*What to produce*:
The lines to return are those below that contain the word "metastases".

[Excerpts from a figure dataset]
◇ ◇ ◇
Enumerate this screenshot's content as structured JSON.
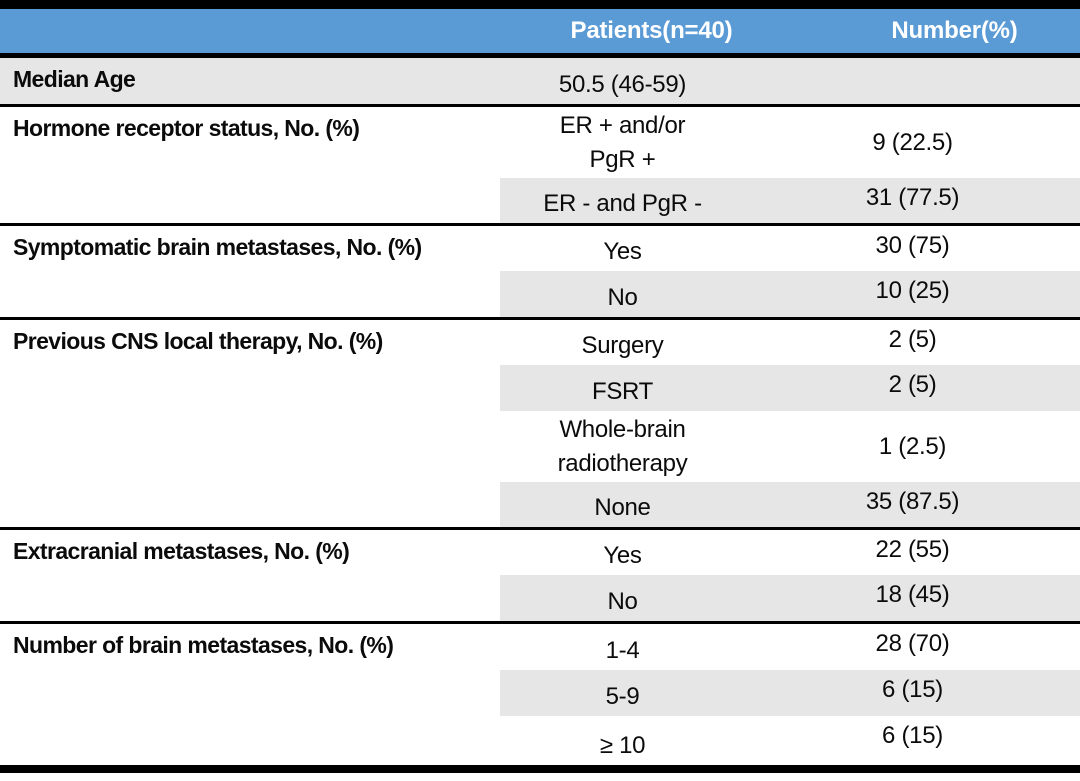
{
  "colors": {
    "header_bg": "#5b9bd5",
    "header_text": "#ffffff",
    "shade": "#e7e6e6",
    "rule": "#000000"
  },
  "table": {
    "header": {
      "patients": "Patients(n=40)",
      "number": "Number(%)"
    },
    "sections": [
      {
        "label": "Median Age",
        "rows": [
          {
            "category": "50.5 (46-59)",
            "value": ""
          }
        ]
      },
      {
        "label": "Hormone receptor status, No. (%)",
        "rows": [
          {
            "category": "ER + and/or\nPgR +",
            "value": "9 (22.5)"
          },
          {
            "category": "ER - and PgR -",
            "value": "31 (77.5)"
          }
        ]
      },
      {
        "label": "Symptomatic brain metastases, No. (%)",
        "rows": [
          {
            "category": "Yes",
            "value": "30 (75)"
          },
          {
            "category": "No",
            "value": "10 (25)"
          }
        ]
      },
      {
        "label": "Previous CNS local therapy, No. (%)",
        "rows": [
          {
            "category": "Surgery",
            "value": "2 (5)"
          },
          {
            "category": "FSRT",
            "value": "2 (5)"
          },
          {
            "category": "Whole-brain\nradiotherapy",
            "value": "1 (2.5)"
          },
          {
            "category": "None",
            "value": "35 (87.5)"
          }
        ]
      },
      {
        "label": "Extracranial metastases, No. (%)",
        "rows": [
          {
            "category": "Yes",
            "value": "22 (55)"
          },
          {
            "category": "No",
            "value": "18 (45)"
          }
        ]
      },
      {
        "label": "Number of brain metastases, No. (%)",
        "rows": [
          {
            "category": "1-4",
            "value": "28 (70)"
          },
          {
            "category": "5-9",
            "value": "6 (15)"
          },
          {
            "category": "≥ 10",
            "value": "6 (15)"
          }
        ]
      }
    ]
  }
}
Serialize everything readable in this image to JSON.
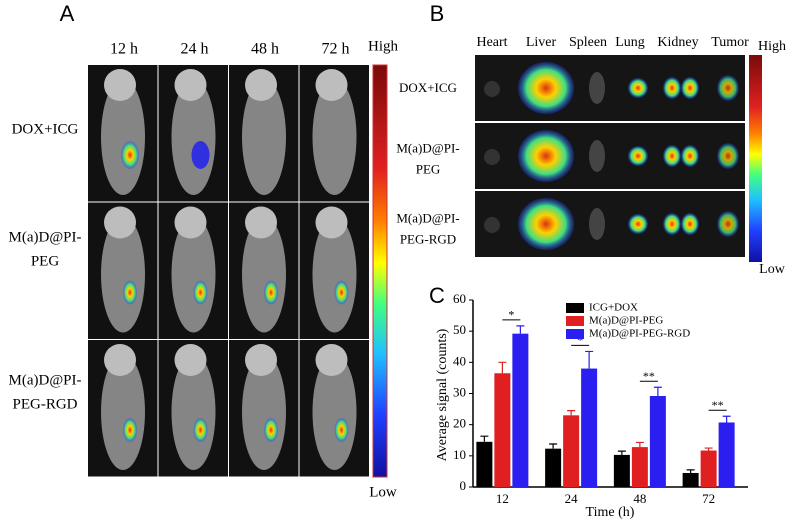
{
  "panel_a": {
    "label": "A",
    "columns": [
      "12 h",
      "24 h",
      "48 h",
      "72 h"
    ],
    "rows": [
      [
        "DOX+ICG"
      ],
      [
        "M(a)D@PI-",
        "PEG"
      ],
      [
        "M(a)D@PI-",
        "PEG-RGD"
      ]
    ],
    "scale_high": "High",
    "scale_low": "Low"
  },
  "panel_b": {
    "label": "B",
    "columns": [
      "Heart",
      "Liver",
      "Spleen",
      "Lung",
      "Kidney",
      "Tumor"
    ],
    "rows": [
      [
        "DOX+ICG"
      ],
      [
        "M(a)D@PI-",
        "PEG"
      ],
      [
        "M(a)D@PI-",
        "PEG-RGD"
      ]
    ],
    "scale_high": "High",
    "scale_low": "Low"
  },
  "chart_data": {
    "type": "bar",
    "panel_label": "C",
    "xlabel": "Time (h)",
    "ylabel": "Average signal (counts)",
    "categories": [
      "12",
      "24",
      "48",
      "72"
    ],
    "series": [
      {
        "name": "ICG+DOX",
        "color": "#000000",
        "values": [
          14.5,
          12.3,
          10.3,
          4.5
        ],
        "errors": [
          1.8,
          1.5,
          1.2,
          1.0
        ]
      },
      {
        "name": "M(a)D@PI-PEG",
        "color": "#e02020",
        "values": [
          36.5,
          23,
          12.8,
          11.7
        ],
        "errors": [
          3.5,
          1.5,
          1.5,
          0.8
        ]
      },
      {
        "name": "M(a)D@PI-PEG-RGD",
        "color": "#2a1ff0",
        "values": [
          49.2,
          38,
          29.2,
          20.7
        ],
        "errors": [
          2.5,
          5.5,
          2.8,
          2.0
        ]
      }
    ],
    "annotations": [
      "*",
      "*",
      "**",
      "**"
    ],
    "ylim": [
      0,
      60
    ],
    "yticks": [
      0,
      10,
      20,
      30,
      40,
      50,
      60
    ],
    "legend": "upper center"
  }
}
◇ ◇ ◇
*Solution to this task*:
        "label": "Symptomatic brain metastases, No. (%)",
        "label": "Extracranial metastases, No. (%)",
        "label": "Number of brain metastases, No. (%)",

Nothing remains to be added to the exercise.